Collected data
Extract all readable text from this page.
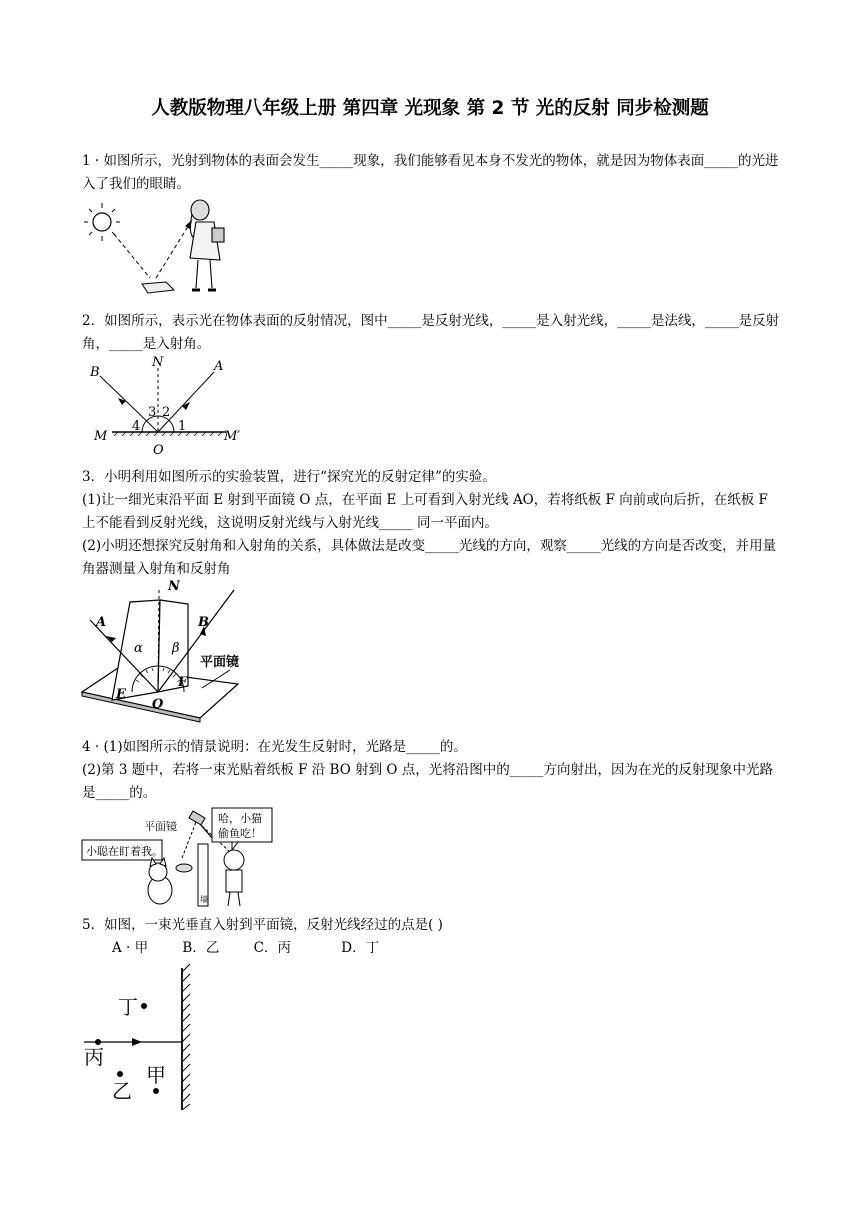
人教版物理八年级上册 第四章 光现象 第 2 节 光的反射 同步检测题
1 · 如图所示，光射到物体的表面会发生_____现象，我们能够看见本身不发光的物体，就是因为物体表面_____的光进入了我们的眼睛。
2．如图所示，表示光在物体表面的反射情况，图中_____是反射光线，_____是入射光线，_____是法线，_____是反射角，_____是入射角。
B
N	A
3 2
4	1
M
O
M′
3．小明利用如图所示的实验装置，进行“探究光的反射定律”的实验。
(1)让一细光束沿平面 E 射到平面镜 O 点，在平面 E 上可看到入射光线 AO，若将纸板 F 向前或向后折，在纸板 F 上不能看到反射光线，这说明反射光线与入射光线_____ 同一平面内。
(2)小明还想探究反射角和入射角的关系，具体做法是改变_____光线的方向，观察_____光线的方向是否改变，并用量角器测量入射角和反射角
N
A	B
α β
平面镜
E
F
O
4 · (1)如图所示的情景说明：在光发生反射时，光路是_____的。
(2)第 3 题中，若将一束光贴着纸板 F 沿 BO 射到 O 点，光将沿图中的_____方向射出，因为在光的反射现象中光路是_____的。
平面镜
墙
哈，小猫
偷鱼吃！
小聪在盯着我。
5．如图，一束光垂直入射到平面镜，反射光线经过的点是( )
A · 甲	B．乙	C．丙	D．丁
丁
丙
乙
甲
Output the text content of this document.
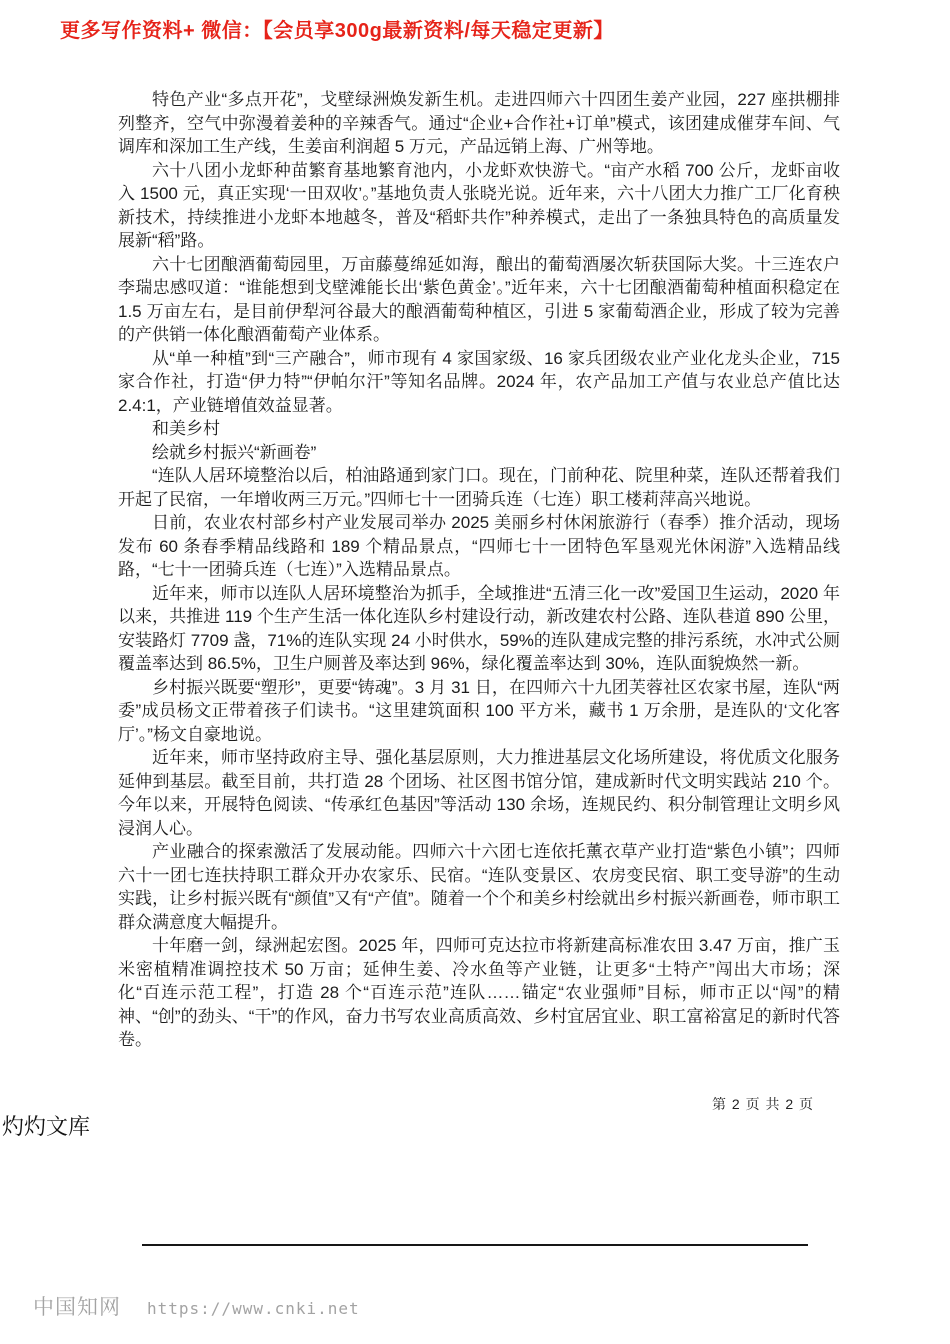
更多写作资料+ 微信：【会员享300g最新资料/每天稳定更新】

特色产业“多点开花”，戈壁绿洲焕发新生机。走进四师六十四团生姜产业园，227 座拱棚排列整齐，空气中弥漫着姜种的辛辣香气。通过“企业+合作社+订单”模式，该团建成催芽车间、气调库和深加工生产线，生姜亩利润超 5 万元，产品远销上海、广州等地。

六十八团小龙虾种苗繁育基地繁育池内，小龙虾欢快游弋。“亩产水稻 700 公斤，龙虾亩收入 1500 元，真正实现‘一田双收’。”基地负责人张晓光说。近年来，六十八团大力推广工厂化育秧新技术，持续推进小龙虾本地越冬，普及“稻虾共作”种养模式，走出了一条独具特色的高质量发展新“稻”路。

六十七团酿酒葡萄园里，万亩藤蔓绵延如海，酿出的葡萄酒屡次斩获国际大奖。十三连农户李瑞忠感叹道：“谁能想到戈壁滩能长出‘紫色黄金’。”近年来，六十七团酿酒葡萄种植面积稳定在 1.5 万亩左右，是目前伊犁河谷最大的酿酒葡萄种植区，引进 5 家葡萄酒企业，形成了较为完善的产供销一体化酿酒葡萄产业体系。

从“单一种植”到“三产融合”，师市现有 4 家国家级、16 家兵团级农业产业化龙头企业，715 家合作社，打造“伊力特”“伊帕尔汗”等知名品牌。2024 年，农产品加工产值与农业总产值比达 2.4:1，产业链增值效益显著。

和美乡村

绘就乡村振兴“新画卷”

“连队人居环境整治以后，柏油路通到家门口。现在，门前种花、院里种菜，连队还帮着我们开起了民宿，一年增收两三万元。”四师七十一团骑兵连（七连）职工楼莉萍高兴地说。

日前，农业农村部乡村产业发展司举办 2025 美丽乡村休闲旅游行（春季）推介活动，现场发布 60 条春季精品线路和 189 个精品景点，“四师七十一团特色军垦观光休闲游”入选精品线路，“七十一团骑兵连（七连）”入选精品景点。

近年来，师市以连队人居环境整治为抓手，全域推进“五清三化一改”爱国卫生运动，2020 年以来，共推进 119 个生产生活一体化连队乡村建设行动，新改建农村公路、连队巷道 890 公里，安装路灯 7709 盏，71%的连队实现 24 小时供水，59%的连队建成完整的排污系统，水冲式公厕覆盖率达到 86.5%，卫生户厕普及率达到 96%，绿化覆盖率达到 30%，连队面貌焕然一新。

乡村振兴既要“塑形”，更要“铸魂”。3 月 31 日，在四师六十九团芙蓉社区农家书屋，连队“两委”成员杨文正带着孩子们读书。“这里建筑面积 100 平方米，藏书 1 万余册，是连队的‘文化客厅’。”杨文自豪地说。

近年来，师市坚持政府主导、强化基层原则，大力推进基层文化场所建设，将优质文化服务延伸到基层。截至目前，共打造 28 个团场、社区图书馆分馆，建成新时代文明实践站 210 个。今年以来，开展特色阅读、“传承红色基因”等活动 130 余场，连规民约、积分制管理让文明乡风浸润人心。

产业融合的探索激活了发展动能。四师六十六团七连依托薰衣草产业打造“紫色小镇”；四师六十一团七连扶持职工群众开办农家乐、民宿。“连队变景区、农房变民宿、职工变导游”的生动实践，让乡村振兴既有“颜值”又有“产值”。随着一个个和美乡村绘就出乡村振兴新画卷，师市职工群众满意度大幅提升。

十年磨一剑，绿洲起宏图。2025 年，四师可克达拉市将新建高标准农田 3.47 万亩，推广玉米密植精准调控技术 50 万亩；延伸生姜、冷水鱼等产业链，让更多“土特产”闯出大市场；深化“百连示范工程”，打造 28 个“百连示范”连队……锚定“农业强师”目标，师市正以“闯”的精神、“创”的劲头、“干”的作风，奋力书写农业高质高效、乡村宜居宜业、职工富裕富足的新时代答卷。

第 2 页 共 2 页
灼灼文库
中国知网 https://www.cnki.net
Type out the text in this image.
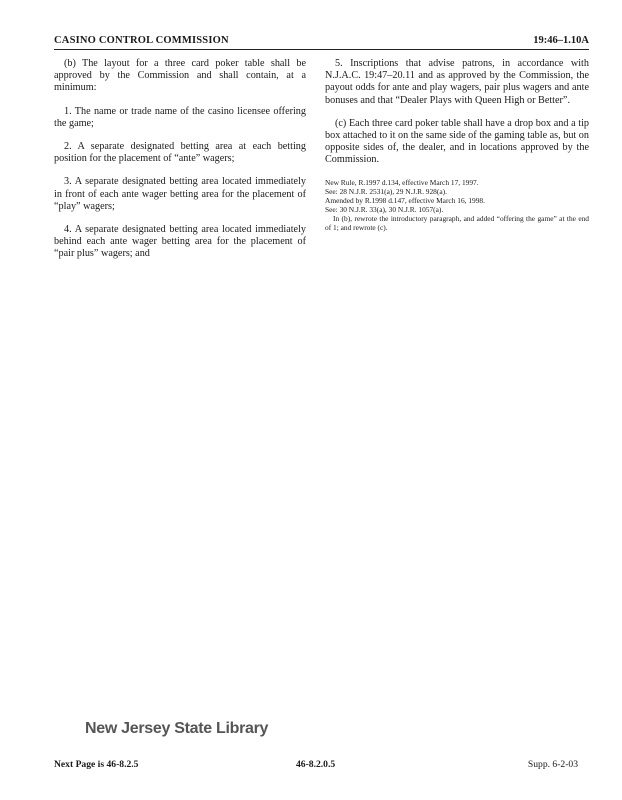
CASINO CONTROL COMMISSION	19:46–1.10A

(b) The layout for a three card poker table shall be approved by the Commission and shall contain, at a minimum:

1. The name or trade name of the casino licensee offering the game;

2. A separate designated betting area at each betting position for the placement of “ante” wagers;

3. A separate designated betting area located immediately in front of each ante wager betting area for the placement of “play” wagers;

4. A separate designated betting area located immediately behind each ante wager betting area for the placement of “pair plus” wagers; and

5. Inscriptions that advise patrons, in accordance with N.J.A.C. 19:47–20.11 and as approved by the Commission, the payout odds for ante and play wagers, pair plus wagers and ante bonuses and that “Dealer Plays with Queen High or Better”.

(c) Each three card poker table shall have a drop box and a tip box attached to it on the same side of the gaming table as, but on opposite sides of, the dealer, and in locations approved by the Commission.

New Rule, R.1997 d.134, effective March 17, 1997.
See: 28 N.J.R. 2531(a), 29 N.J.R. 928(a).
Amended by R.1998 d.147, effective March 16, 1998.
See: 30 N.J.R. 33(a), 30 N.J.R. 1057(a).
In (b), rewrote the introductory paragraph, and added “offering the game” at the end of 1; and rewrote (c).
New Jersey State Library
Next Page is 46-8.2.5	46-8.2.0.5	Supp. 6-2-03
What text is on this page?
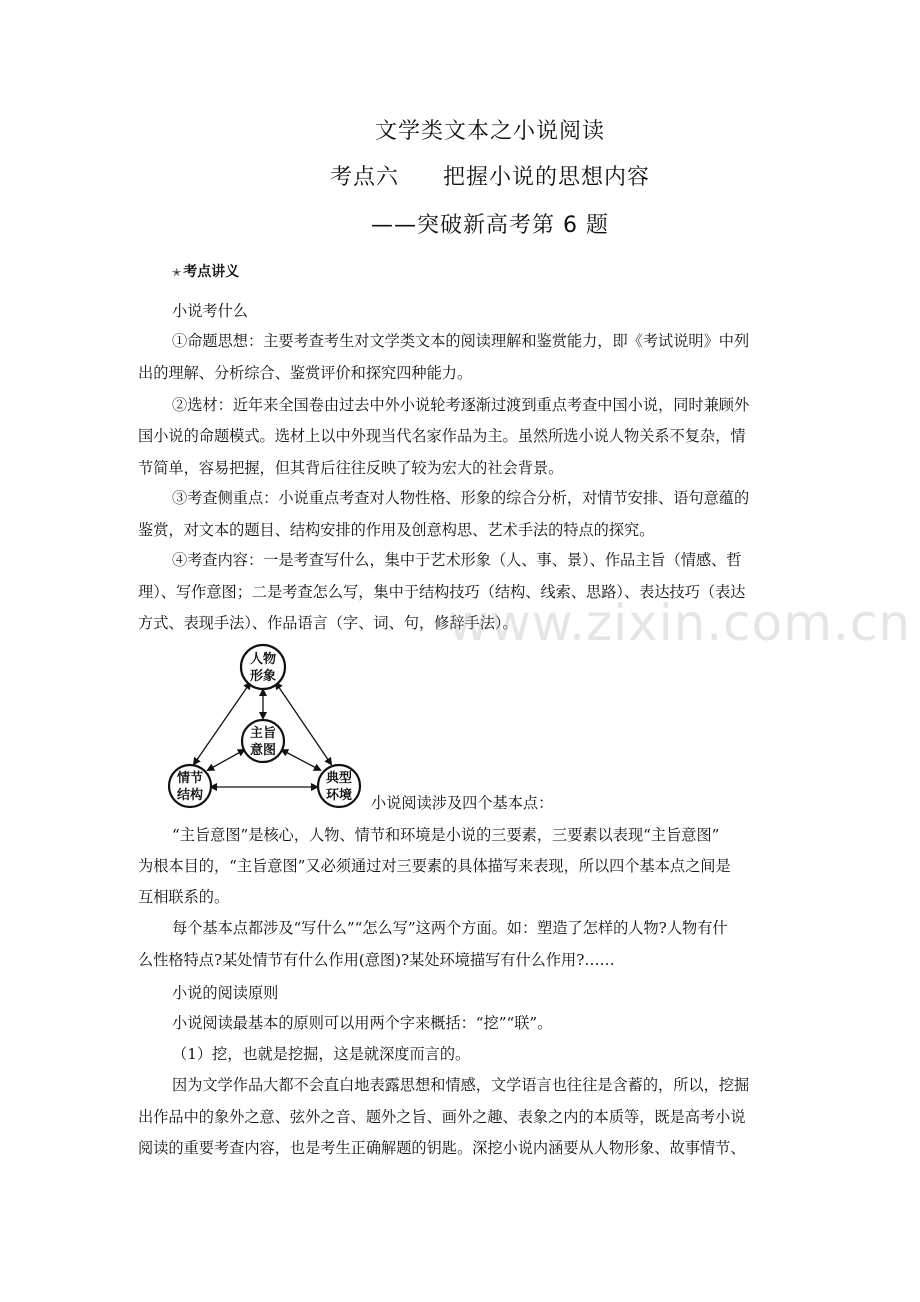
文学类文本之小说阅读
考点六 把握小说的思想内容
——突破新高考第 6 题
✭ 考点讲义
小说考什么
①命题思想：主要考查考生对文学类文本的阅读理解和鉴赏能力，即《考试说明》中列
出的理解、分析综合、鉴赏评价和探究四种能力。
②选材：近年来全国卷由过去中外小说轮考逐渐过渡到重点考查中国小说，同时兼顾外
国小说的命题模式。选材上以中外现当代名家作品为主。虽然所选小说人物关系不复杂，情
节简单，容易把握，但其背后往往反映了较为宏大的社会背景。
③考查侧重点：小说重点考查对人物性格、形象的综合分析，对情节安排、语句意蕴的
鉴赏，对文本的题目、结构安排的作用及创意构思、艺术手法的特点的探究。
④考查内容：一是考查写什么，集中于艺术形象（人、事、景）、作品主旨（情感、哲
理）、写作意图；二是考查怎么写，集中于结构技巧（结构、线索、思路）、表达技巧（表达
方式、表现手法）、作品语言（字、词、句，修辞手法）。
www.zixin.com.cn
人物
形象
主旨
意图
情节
结构
典型
环境 小说阅读涉及四个基本点：
“主旨意图”是核心，人物、情节和环境是小说的三要素，三要素以表现“主旨意图”
为根本目的，“主旨意图”又必须通过对三要素的具体描写来表现，所以四个基本点之间是
互相联系的。
每个基本点都涉及“写什么”“怎么写”这两个方面。如：塑造了怎样的人物?人物有什
么性格特点?某处情节有什么作用(意图)?某处环境描写有什么作用?……
小说的阅读原则
小说阅读最基本的原则可以用两个字来概括：“挖”“联”。
（1）挖，也就是挖掘，这是就深度而言的。
因为文学作品大都不会直白地表露思想和情感，文学语言也往往是含蓄的，所以，挖掘
出作品中的象外之意、弦外之音、题外之旨、画外之趣、表象之内的本质等，既是高考小说
阅读的重要考查内容，也是考生正确解题的钥匙。深挖小说内涵要从人物形象、故事情节、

WRITTEN PROBLEM
Set down, unchanged, only the lines running from the line with "What text is on this page?" to the last line, including both. Pictures stay out of the copy.

COMPLETE OUTPUT
What text is on this page?
文学类文本之小说阅读
考点六 把握小说的思想内容
——突破新高考第 6 题
✭ 考点讲义
小说考什么
①命题思想：主要考查考生对文学类文本的阅读理解和鉴赏能力，即《考试说明》中列
出的理解、分析综合、鉴赏评价和探究四种能力。
②选材：近年来全国卷由过去中外小说轮考逐渐过渡到重点考查中国小说，同时兼顾外
国小说的命题模式。选材上以中外现当代名家作品为主。虽然所选小说人物关系不复杂，情
节简单，容易把握，但其背后往往反映了较为宏大的社会背景。
③考查侧重点：小说重点考查对人物性格、形象的综合分析，对情节安排、语句意蕴的
鉴赏，对文本的题目、结构安排的作用及创意构思、艺术手法的特点的探究。
④考查内容：一是考查写什么，集中于艺术形象（人、事、景）、作品主旨（情感、哲
理）、写作意图；二是考查怎么写，集中于结构技巧（结构、线索、思路）、表达技巧（表达
方式、表现手法）、作品语言（字、词、句，修辞手法）。
www.zixin.com.cn
人物
形象
主旨
意图
情节
结构
典型
环境 小说阅读涉及四个基本点：
“主旨意图”是核心，人物、情节和环境是小说的三要素，三要素以表现“主旨意图”
为根本目的，“主旨意图”又必须通过对三要素的具体描写来表现，所以四个基本点之间是
互相联系的。
每个基本点都涉及“写什么”“怎么写”这两个方面。如：塑造了怎样的人物?人物有什
么性格特点?某处情节有什么作用(意图)?某处环境描写有什么作用?……
小说的阅读原则
小说阅读最基本的原则可以用两个字来概括：“挖”“联”。
（1）挖，也就是挖掘，这是就深度而言的。
因为文学作品大都不会直白地表露思想和情感，文学语言也往往是含蓄的，所以，挖掘
出作品中的象外之意、弦外之音、题外之旨、画外之趣、表象之内的本质等，既是高考小说
阅读的重要考查内容，也是考生正确解题的钥匙。深挖小说内涵要从人物形象、故事情节、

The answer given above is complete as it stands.